Copy the listing verbatim, excluding any images found in it.

--------------------------------

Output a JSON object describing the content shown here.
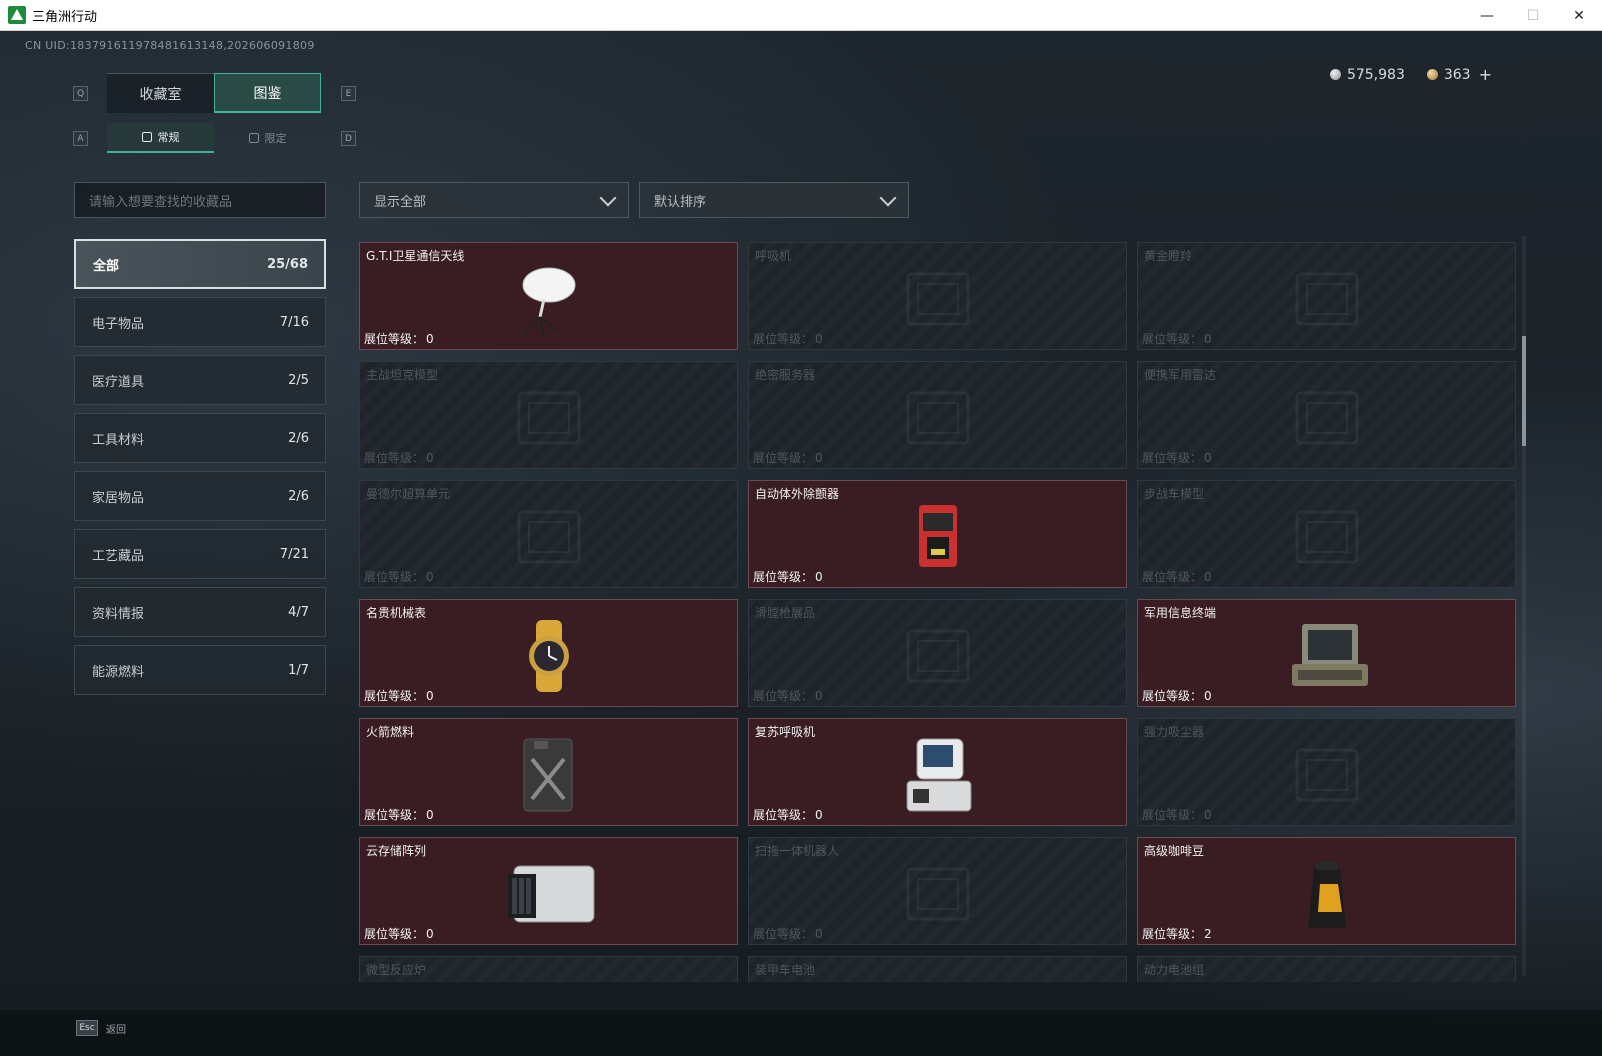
{
  "window": {
    "title": "三角洲行动",
    "minimize": "—",
    "maximize": "☐",
    "close": "✕"
  },
  "uid": "CN UID:18379161197848161314​8,202606091809",
  "currency": [
    {
      "icon": "silver-coin-icon",
      "value": "575,983"
    },
    {
      "icon": "gold-coin-icon",
      "value": "363"
    }
  ],
  "currency_plus": "+",
  "keys": {
    "q": "Q",
    "e": "E",
    "a": "A",
    "d": "D",
    "esc": "Esc"
  },
  "tabs": [
    {
      "label": "收藏室",
      "active": false
    },
    {
      "label": "图鉴",
      "active": true
    }
  ],
  "subtabs": [
    {
      "label": "常规",
      "active": true
    },
    {
      "label": "限定",
      "active": false
    }
  ],
  "search": {
    "placeholder": "请输入想要查找的收藏品"
  },
  "filters": {
    "show": "显示全部",
    "sort": "默认排序"
  },
  "categories": [
    {
      "label": "全部",
      "count": "25/68",
      "active": true
    },
    {
      "label": "电子物品",
      "count": "7/16",
      "active": false
    },
    {
      "label": "医疗道具",
      "count": "2/5",
      "active": false
    },
    {
      "label": "工具材料",
      "count": "2/6",
      "active": false
    },
    {
      "label": "家居物品",
      "count": "2/6",
      "active": false
    },
    {
      "label": "工艺藏品",
      "count": "7/21",
      "active": false
    },
    {
      "label": "资料情报",
      "count": "4/7",
      "active": false
    },
    {
      "label": "能源燃料",
      "count": "1/7",
      "active": false
    }
  ],
  "level_label": "展位等级：",
  "items": [
    {
      "name": "G.T.I卫星通信天线",
      "level": "0",
      "owned": true,
      "icon": "satellite-dish-icon"
    },
    {
      "name": "呼吸机",
      "level": "0",
      "owned": false,
      "icon": "ventilator-icon"
    },
    {
      "name": "黄金瞪羚",
      "level": "0",
      "owned": false,
      "icon": "gazelle-statue-icon"
    },
    {
      "name": "主战坦克模型",
      "level": "0",
      "owned": false,
      "icon": "tank-model-icon"
    },
    {
      "name": "绝密服务器",
      "level": "0",
      "owned": false,
      "icon": "server-icon"
    },
    {
      "name": "便携军用雷达",
      "level": "0",
      "owned": false,
      "icon": "radar-icon"
    },
    {
      "name": "曼德尔超算单元",
      "level": "0",
      "owned": false,
      "icon": "compute-unit-icon"
    },
    {
      "name": "自动体外除颤器",
      "level": "0",
      "owned": true,
      "icon": "defibrillator-icon"
    },
    {
      "name": "步战车模型",
      "level": "0",
      "owned": false,
      "icon": "ifv-model-icon"
    },
    {
      "name": "名贵机械表",
      "level": "0",
      "owned": true,
      "icon": "wristwatch-icon"
    },
    {
      "name": "滑膛枪展品",
      "level": "0",
      "owned": false,
      "icon": "musket-icon"
    },
    {
      "name": "军用信息终端",
      "level": "0",
      "owned": true,
      "icon": "military-terminal-icon"
    },
    {
      "name": "火箭燃料",
      "level": "0",
      "owned": true,
      "icon": "fuel-canister-icon"
    },
    {
      "name": "复苏呼吸机",
      "level": "0",
      "owned": true,
      "icon": "resuscitator-icon"
    },
    {
      "name": "强力吸尘器",
      "level": "0",
      "owned": false,
      "icon": "vacuum-icon"
    },
    {
      "name": "云存储阵列",
      "level": "0",
      "owned": true,
      "icon": "storage-array-icon"
    },
    {
      "name": "扫拖一体机器人",
      "level": "0",
      "owned": false,
      "icon": "robot-vacuum-icon"
    },
    {
      "name": "高级咖啡豆",
      "level": "2",
      "owned": true,
      "icon": "coffee-bag-icon"
    },
    {
      "name": "微型反应炉",
      "level": "",
      "owned": false,
      "icon": "reactor-icon"
    },
    {
      "name": "装甲车电池",
      "level": "",
      "owned": false,
      "icon": "battery-icon"
    },
    {
      "name": "动力电池组",
      "level": "",
      "owned": false,
      "icon": "battery-pack-icon"
    }
  ],
  "back_label": "返回"
}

--------------------------------

Written answer:
Output a JSON object describing the content shown here.
{
  "window": {
    "title": "三角洲行动",
    "minimize": "—",
    "maximize": "☐",
    "close": "✕"
  },
  "uid": "CN UID:18379161197848161314​8,202606091809",
  "currency": [
    {
      "icon": "silver-coin-icon",
      "value": "575,983"
    },
    {
      "icon": "gold-coin-icon",
      "value": "363"
    }
  ],
  "currency_plus": "+",
  "keys": {
    "q": "Q",
    "e": "E",
    "a": "A",
    "d": "D",
    "esc": "Esc"
  },
  "tabs": [
    {
      "label": "收藏室",
      "active": false
    },
    {
      "label": "图鉴",
      "active": true
    }
  ],
  "subtabs": [
    {
      "label": "常规",
      "active": true
    },
    {
      "label": "限定",
      "active": false
    }
  ],
  "search": {
    "placeholder": "请输入想要查找的收藏品"
  },
  "filters": {
    "show": "显示全部",
    "sort": "默认排序"
  },
  "categories": [
    {
      "label": "全部",
      "count": "25/68",
      "active": true
    },
    {
      "label": "电子物品",
      "count": "7/16",
      "active": false
    },
    {
      "label": "医疗道具",
      "count": "2/5",
      "active": false
    },
    {
      "label": "工具材料",
      "count": "2/6",
      "active": false
    },
    {
      "label": "家居物品",
      "count": "2/6",
      "active": false
    },
    {
      "label": "工艺藏品",
      "count": "7/21",
      "active": false
    },
    {
      "label": "资料情报",
      "count": "4/7",
      "active": false
    },
    {
      "label": "能源燃料",
      "count": "1/7",
      "active": false
    }
  ],
  "level_label": "展位等级：",
  "items": [
    {
      "name": "G.T.I卫星通信天线",
      "level": "0",
      "owned": true,
      "icon": "satellite-dish-icon"
    },
    {
      "name": "呼吸机",
      "level": "0",
      "owned": false,
      "icon": "ventilator-icon"
    },
    {
      "name": "黄金瞪羚",
      "level": "0",
      "owned": false,
      "icon": "gazelle-statue-icon"
    },
    {
      "name": "主战坦克模型",
      "level": "0",
      "owned": false,
      "icon": "tank-model-icon"
    },
    {
      "name": "绝密服务器",
      "level": "0",
      "owned": false,
      "icon": "server-icon"
    },
    {
      "name": "便携军用雷达",
      "level": "0",
      "owned": false,
      "icon": "radar-icon"
    },
    {
      "name": "曼德尔超算单元",
      "level": "0",
      "owned": false,
      "icon": "compute-unit-icon"
    },
    {
      "name": "自动体外除颤器",
      "level": "0",
      "owned": true,
      "icon": "defibrillator-icon"
    },
    {
      "name": "步战车模型",
      "level": "0",
      "owned": false,
      "icon": "ifv-model-icon"
    },
    {
      "name": "名贵机械表",
      "level": "0",
      "owned": true,
      "icon": "wristwatch-icon"
    },
    {
      "name": "滑膛枪展品",
      "level": "0",
      "owned": false,
      "icon": "musket-icon"
    },
    {
      "name": "军用信息终端",
      "level": "0",
      "owned": true,
      "icon": "military-terminal-icon"
    },
    {
      "name": "火箭燃料",
      "level": "0",
      "owned": true,
      "icon": "fuel-canister-icon"
    },
    {
      "name": "复苏呼吸机",
      "level": "0",
      "owned": true,
      "icon": "resuscitator-icon"
    },
    {
      "name": "强力吸尘器",
      "level": "0",
      "owned": false,
      "icon": "vacuum-icon"
    },
    {
      "name": "云存储阵列",
      "level": "0",
      "owned": true,
      "icon": "storage-array-icon"
    },
    {
      "name": "扫拖一体机器人",
      "level": "0",
      "owned": false,
      "icon": "robot-vacuum-icon"
    },
    {
      "name": "高级咖啡豆",
      "level": "2",
      "owned": true,
      "icon": "coffee-bag-icon"
    },
    {
      "name": "微型反应炉",
      "level": "",
      "owned": false,
      "icon": "reactor-icon"
    },
    {
      "name": "装甲车电池",
      "level": "",
      "owned": false,
      "icon": "battery-icon"
    },
    {
      "name": "动力电池组",
      "level": "",
      "owned": false,
      "icon": "battery-pack-icon"
    }
  ],
  "back_label": "返回"
}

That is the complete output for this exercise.